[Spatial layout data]
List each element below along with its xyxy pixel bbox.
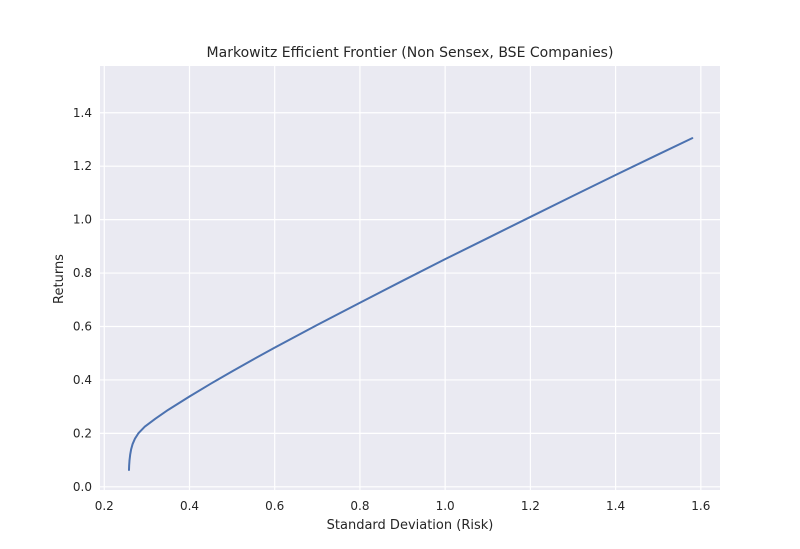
y-tick-label: 1.2 — [73, 159, 92, 173]
x-axis-label: Standard Deviation (Risk) — [327, 518, 494, 533]
y-tick-label: 0.6 — [73, 319, 92, 333]
y-tick-label: 0.8 — [73, 266, 92, 280]
y-tick-label: 1.4 — [73, 106, 92, 120]
x-tick-label: 1.2 — [521, 499, 540, 513]
x-tick-label: 1.0 — [436, 499, 455, 513]
x-tick-label: 0.6 — [265, 499, 284, 513]
y-axis-label: Returns — [52, 254, 67, 304]
y-tick-label: 0.0 — [73, 480, 92, 494]
y-axis-ticks: 0.0 0.2 0.4 0.6 0.8 1.0 1.2 1.4 — [73, 106, 92, 494]
y-tick-label: 1.0 — [73, 213, 92, 227]
x-tick-label: 1.6 — [691, 499, 710, 513]
x-tick-label: 0.8 — [350, 499, 369, 513]
grid — [100, 66, 720, 490]
x-tick-label: 1.4 — [606, 499, 625, 513]
frontier-line — [127, 137, 694, 471]
x-axis-ticks: 0.2 0.4 0.6 0.8 1.0 1.2 1.4 1.6 — [95, 499, 711, 513]
x-tick-label: 0.4 — [180, 499, 199, 513]
chart-title: Markowitz Efficient Frontier (Non Sensex… — [207, 45, 614, 61]
series-layer — [127, 137, 694, 471]
x-tick-label: 0.2 — [95, 499, 114, 513]
y-tick-label: 0.4 — [73, 373, 92, 387]
y-tick-label: 0.2 — [73, 426, 92, 440]
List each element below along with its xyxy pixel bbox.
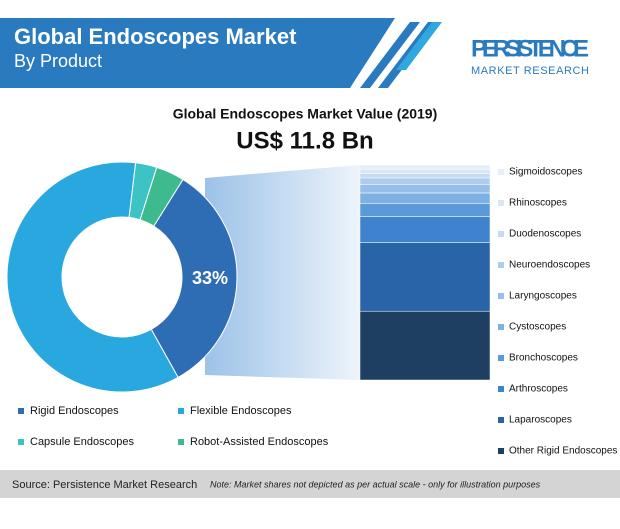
legend-marker: [498, 417, 504, 423]
legend-label: Duodenoscopes: [509, 229, 581, 240]
stripe: [396, 22, 442, 70]
header-banner: [0, 18, 395, 88]
bar-segment: [359, 177, 491, 185]
legend-label: Capsule Endoscopes: [30, 436, 134, 448]
legend-label: Neuroendoscopes: [509, 260, 590, 271]
legend-marker: [498, 386, 504, 392]
bar-segment: [359, 184, 491, 194]
legend-marker: [498, 231, 504, 237]
bar-segment: [359, 203, 491, 217]
legend-marker: [498, 324, 504, 330]
legend-label: Flexible Endoscopes: [190, 405, 292, 417]
bar-segment: [359, 173, 491, 179]
bar-segment: [359, 164, 491, 170]
data-label: 33%: [192, 268, 228, 288]
legend-marker: [498, 262, 504, 268]
header-subtitle: By Product: [14, 51, 102, 71]
legend-label: Robot-Assisted Endoscopes: [190, 436, 329, 448]
bar-segment: [359, 310, 491, 381]
bar-segment: [359, 169, 491, 174]
chart-title: Global Endoscopes Market Value (2019): [173, 106, 438, 122]
legend-label: Other Rigid Endoscopes: [509, 446, 617, 457]
logo-tagline: MARKET RESEARCH: [471, 65, 589, 77]
legend-marker: [498, 293, 504, 299]
legend-label: Sigmoidoscopes: [509, 167, 582, 178]
connector: [205, 165, 360, 380]
bar-segment: [359, 216, 491, 243]
legend-label: Laryngoscopes: [509, 291, 577, 302]
legend-label: Rigid Endoscopes: [30, 405, 119, 417]
stripe: [360, 22, 420, 88]
legend-marker: [178, 408, 184, 414]
legend-label: Rhinoscopes: [509, 198, 567, 209]
legend-marker: [498, 355, 504, 361]
legend-marker: [178, 439, 184, 445]
footer-note: Note: Market shares not depicted as per …: [210, 479, 541, 489]
donut-segment: [6, 161, 179, 393]
legend-label: Laparoscopes: [509, 415, 572, 426]
logo-name: PERSISTENCE: [471, 35, 589, 62]
legend-label: Cystoscopes: [509, 322, 566, 333]
footer-source: Source: Persistence Market Research: [12, 479, 197, 491]
footer-bar: [0, 470, 620, 498]
legend-marker: [18, 439, 24, 445]
bar-segment: [359, 192, 491, 204]
header-title: Global Endoscopes Market: [14, 24, 297, 49]
legend-marker: [498, 448, 504, 454]
donut-segment: [150, 178, 238, 379]
legend-label: Arthroscopes: [509, 384, 568, 395]
legend-marker: [498, 169, 504, 175]
legend-label: Bronchoscopes: [509, 353, 578, 364]
chart-subtitle: US$ 11.8 Bn: [236, 127, 373, 154]
bar-segment: [359, 242, 491, 312]
donut-segment: [139, 166, 184, 227]
legend-marker: [18, 408, 24, 414]
legend-marker: [498, 200, 504, 206]
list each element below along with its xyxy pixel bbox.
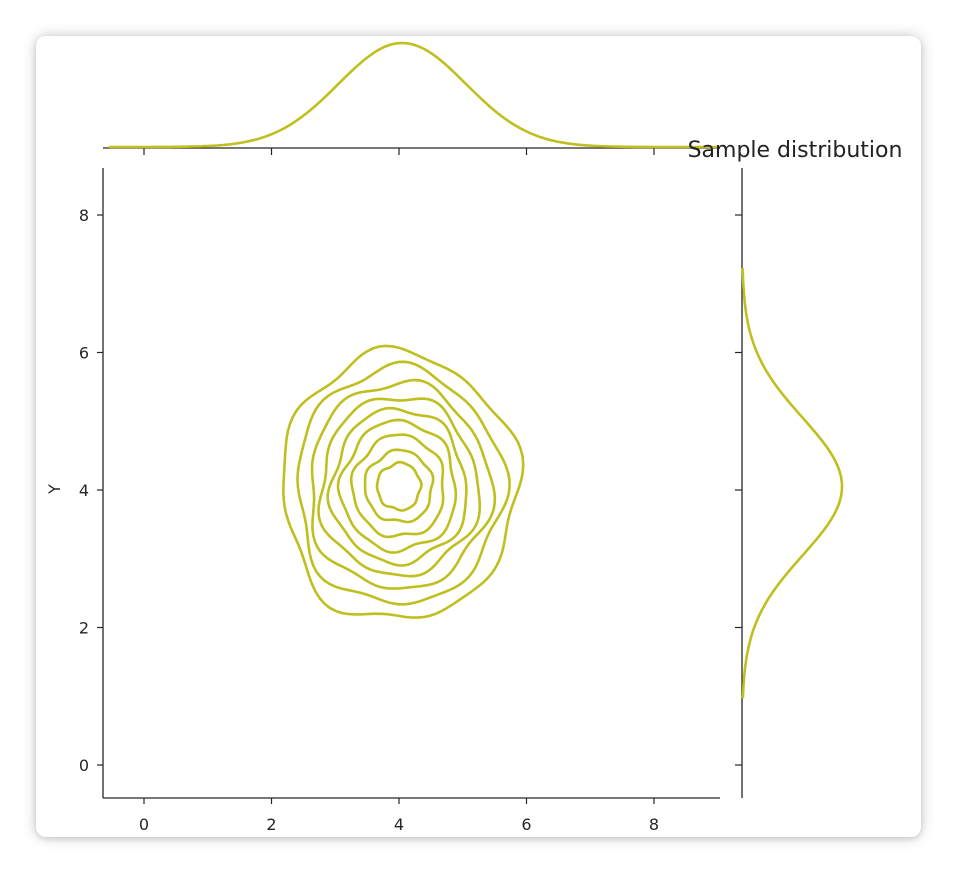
y-tick-label: 4 xyxy=(79,481,89,500)
x-tick-label: 2 xyxy=(266,815,276,834)
y-tick-label: 2 xyxy=(79,619,89,638)
kde-contour-level-6 xyxy=(336,418,458,554)
y-tick-label: 6 xyxy=(79,344,89,363)
kde-contour-level-8 xyxy=(363,448,435,524)
kde-contour-level-9 xyxy=(375,460,423,512)
y-marginal-kde-curve xyxy=(741,268,844,699)
kde-contour-level-7 xyxy=(349,433,445,539)
x-tick-label: 0 xyxy=(139,815,149,834)
y-tick-label: 8 xyxy=(79,206,89,225)
x-marginal-kde-curve xyxy=(108,41,718,149)
x-tick-label: 8 xyxy=(649,815,659,834)
figure-card xyxy=(36,36,921,837)
kde-contour-level-5 xyxy=(326,406,468,567)
kde-contour-level-1 xyxy=(282,344,525,619)
x-tick-label: 6 xyxy=(521,815,531,834)
y-axis-title: Y xyxy=(45,484,64,495)
kde-contour-level-4 xyxy=(317,397,482,578)
chart-title: Sample distribution xyxy=(688,138,903,163)
y-tick-label: 0 xyxy=(79,756,89,775)
kde-contour-level-3 xyxy=(310,378,497,590)
x-tick-label: 4 xyxy=(394,815,404,834)
kde-contour-level-2 xyxy=(296,360,511,606)
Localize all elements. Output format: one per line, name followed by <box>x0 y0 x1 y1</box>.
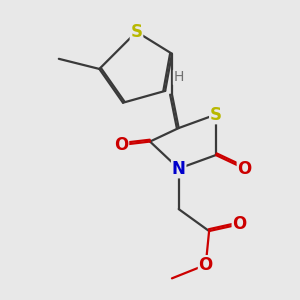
Text: S: S <box>130 23 142 41</box>
Text: H: H <box>173 70 184 84</box>
Text: O: O <box>237 160 252 178</box>
Text: O: O <box>232 215 247 233</box>
Text: S: S <box>210 106 222 124</box>
Text: O: O <box>199 256 213 274</box>
Text: O: O <box>114 136 128 154</box>
Text: N: N <box>172 160 186 178</box>
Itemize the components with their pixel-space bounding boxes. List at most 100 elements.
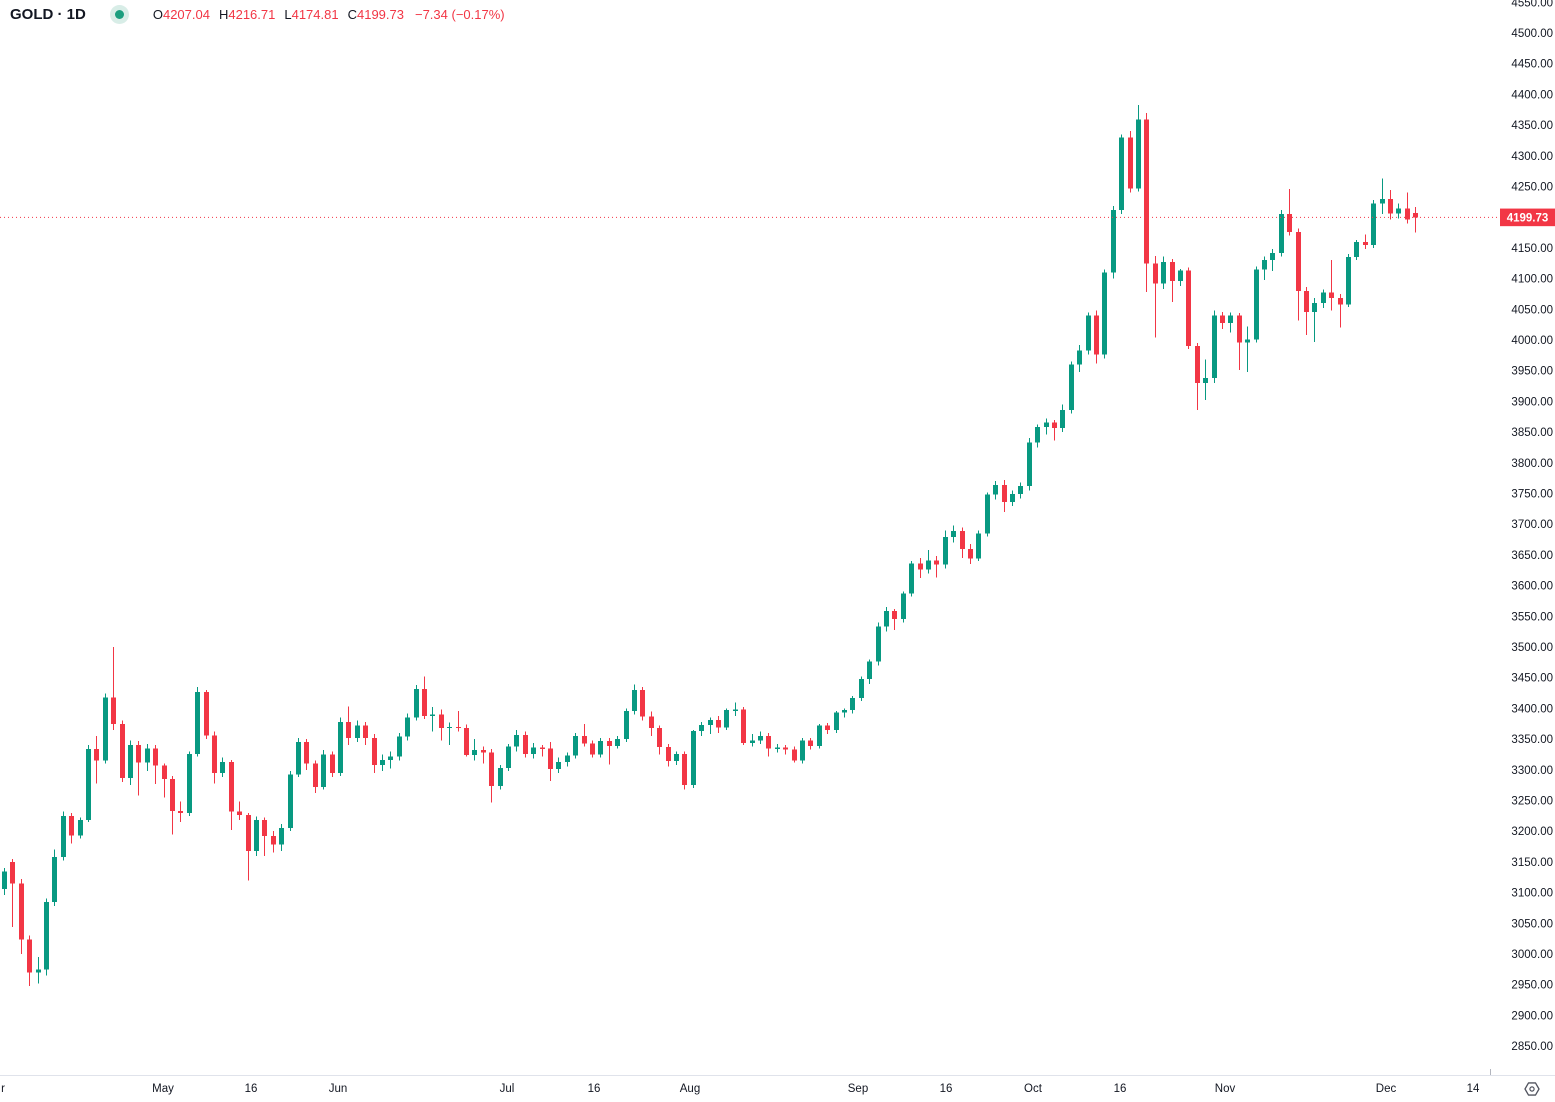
market-status-dot	[114, 9, 124, 19]
candle-body	[178, 810, 183, 813]
price-axis-label: 3200.00	[1511, 826, 1553, 838]
candle-body	[27, 939, 32, 973]
candle-body	[170, 779, 175, 811]
price-axis-label: 4400.00	[1511, 89, 1553, 101]
change-value: −7.34 (−0.17%)	[414, 6, 505, 22]
candle-body	[330, 754, 335, 773]
candle-body	[1228, 315, 1233, 323]
price-axis-label: 4550.00	[1511, 0, 1553, 9]
candle-body	[1388, 198, 1393, 214]
candle-body	[464, 728, 469, 756]
candle-body	[1186, 270, 1191, 347]
candle-body	[254, 820, 259, 851]
candle-body	[825, 725, 830, 730]
ohlc-readout: O4207.04 H4216.71 L4174.81 C4199.73 −7.3…	[153, 7, 505, 22]
candle-body	[842, 710, 847, 713]
candle-body	[540, 747, 545, 750]
candle-body	[1178, 270, 1183, 282]
candle-body	[783, 747, 788, 750]
candle-body	[1052, 422, 1057, 428]
candle-body	[346, 721, 351, 738]
price-axis-label: 3550.00	[1511, 611, 1553, 623]
last-price-badge-bg	[1500, 208, 1555, 227]
candle-body	[380, 759, 385, 765]
candle-body	[808, 740, 813, 746]
price-axis-label: 4100.00	[1511, 274, 1553, 286]
candle-body	[1111, 209, 1116, 273]
candle-body	[1153, 263, 1158, 284]
candle-body	[229, 761, 234, 812]
candle-body	[86, 748, 91, 821]
symbol-title[interactable]: GOLD · 1D	[10, 5, 86, 23]
candle-body	[691, 731, 696, 786]
price-axis-label: 3300.00	[1511, 765, 1553, 777]
candle-body	[1161, 262, 1166, 284]
candle-body	[498, 767, 503, 786]
candle-body	[61, 815, 66, 857]
candle-body	[565, 755, 570, 762]
time-axis-label: Aug	[680, 1083, 700, 1095]
candle-body	[187, 753, 192, 813]
high-value: H4216.71	[218, 6, 276, 22]
candle-body	[1010, 494, 1015, 503]
candle-body	[1312, 303, 1317, 312]
candle-body	[859, 678, 864, 698]
time-axis-label: r	[1, 1083, 5, 1095]
candle-body	[1086, 315, 1091, 351]
candle-body	[1212, 315, 1217, 379]
candle-body	[162, 765, 167, 780]
candle-body	[1371, 203, 1376, 245]
candle-body	[867, 661, 872, 679]
candle-body	[1035, 427, 1040, 443]
candle-body	[1396, 208, 1401, 214]
time-axis-label: Jun	[329, 1083, 348, 1095]
candle-body	[237, 811, 242, 816]
candle-body	[1254, 269, 1259, 340]
last-price-badge: 4199.73	[1500, 208, 1555, 227]
candle-body	[943, 537, 948, 565]
candle-body	[1304, 290, 1309, 312]
candles-series	[2, 104, 1418, 986]
candle-body	[1380, 198, 1385, 204]
candle-body	[850, 697, 855, 711]
candle-body	[918, 563, 923, 570]
candle-body	[1203, 378, 1208, 383]
candle-body	[926, 560, 931, 570]
price-axis-label: 3900.00	[1511, 396, 1553, 408]
candle-body	[556, 761, 561, 770]
candle-body	[582, 736, 587, 744]
candle-body	[111, 697, 116, 724]
candle-body	[1102, 272, 1107, 355]
candle-body	[598, 740, 603, 755]
candle-body	[1270, 252, 1275, 261]
candle-body	[78, 820, 83, 836]
candle-body	[724, 710, 729, 728]
candle-body	[682, 753, 687, 786]
axis-separators	[0, 1069, 1555, 1076]
candle-body	[632, 689, 637, 711]
time-axis-settings-button[interactable]	[1523, 1080, 1541, 1098]
candle-body	[699, 724, 704, 732]
candle-body	[792, 749, 797, 761]
candle-body	[968, 548, 973, 559]
candle-body	[1002, 484, 1007, 503]
candle-body	[1077, 350, 1082, 365]
time-axis-label: 16	[1114, 1083, 1127, 1095]
candle-body	[1363, 241, 1368, 245]
candle-body	[1237, 315, 1242, 343]
price-axis-label: 4150.00	[1511, 243, 1553, 255]
candle-body	[1346, 257, 1351, 305]
price-axis[interactable]: 4550.00 4500.00 4450.00 4400.00 4350.00 4300.…	[1511, 0, 1553, 1053]
candle-body	[288, 774, 293, 829]
time-axis[interactable]: r May 16 Jun Jul 16 Aug Sep 16 Oct 16 Nov Dec 14	[1, 1083, 1480, 1095]
candle-body	[439, 714, 444, 729]
candle-body	[1027, 442, 1032, 487]
candle-body	[363, 725, 368, 738]
candle-body	[708, 720, 713, 725]
price-axis-label: 3950.00	[1511, 366, 1553, 378]
candle-body	[716, 720, 721, 728]
candle-body	[1405, 208, 1410, 220]
candle-body	[296, 742, 301, 775]
market-status-icon[interactable]	[109, 4, 129, 24]
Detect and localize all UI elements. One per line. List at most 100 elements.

#### GIVEN REQUEST
From the material above, quote verbatim every line from the one containing "9, 124, 19]" through the one containing "ohlc-readout: O4207.04 H4216.71", including both of those lines.

#### CORRECT RESPONSE
market-status-dot	[114, 9, 124, 19]
candle-body	[178, 810, 183, 813]
price-axis-label: 3200.00	[1511, 826, 1553, 838]
candle-body	[27, 939, 32, 973]
candle-body	[170, 779, 175, 811]
price-axis-label: 4400.00	[1511, 89, 1553, 101]
change-value: −7.34 (−0.17%)	[414, 6, 505, 22]
candle-body	[330, 754, 335, 773]
candle-body	[1228, 315, 1233, 323]
price-axis-label: 4550.00	[1511, 0, 1553, 9]
candle-body	[1388, 198, 1393, 214]
candle-body	[464, 728, 469, 756]
candle-body	[1186, 270, 1191, 347]
candle-body	[254, 820, 259, 851]
candle-body	[825, 725, 830, 730]
ohlc-readout: O4207.04 H4216.71 L4174.81 C4199.73 −7.3…	[153, 7, 505, 22]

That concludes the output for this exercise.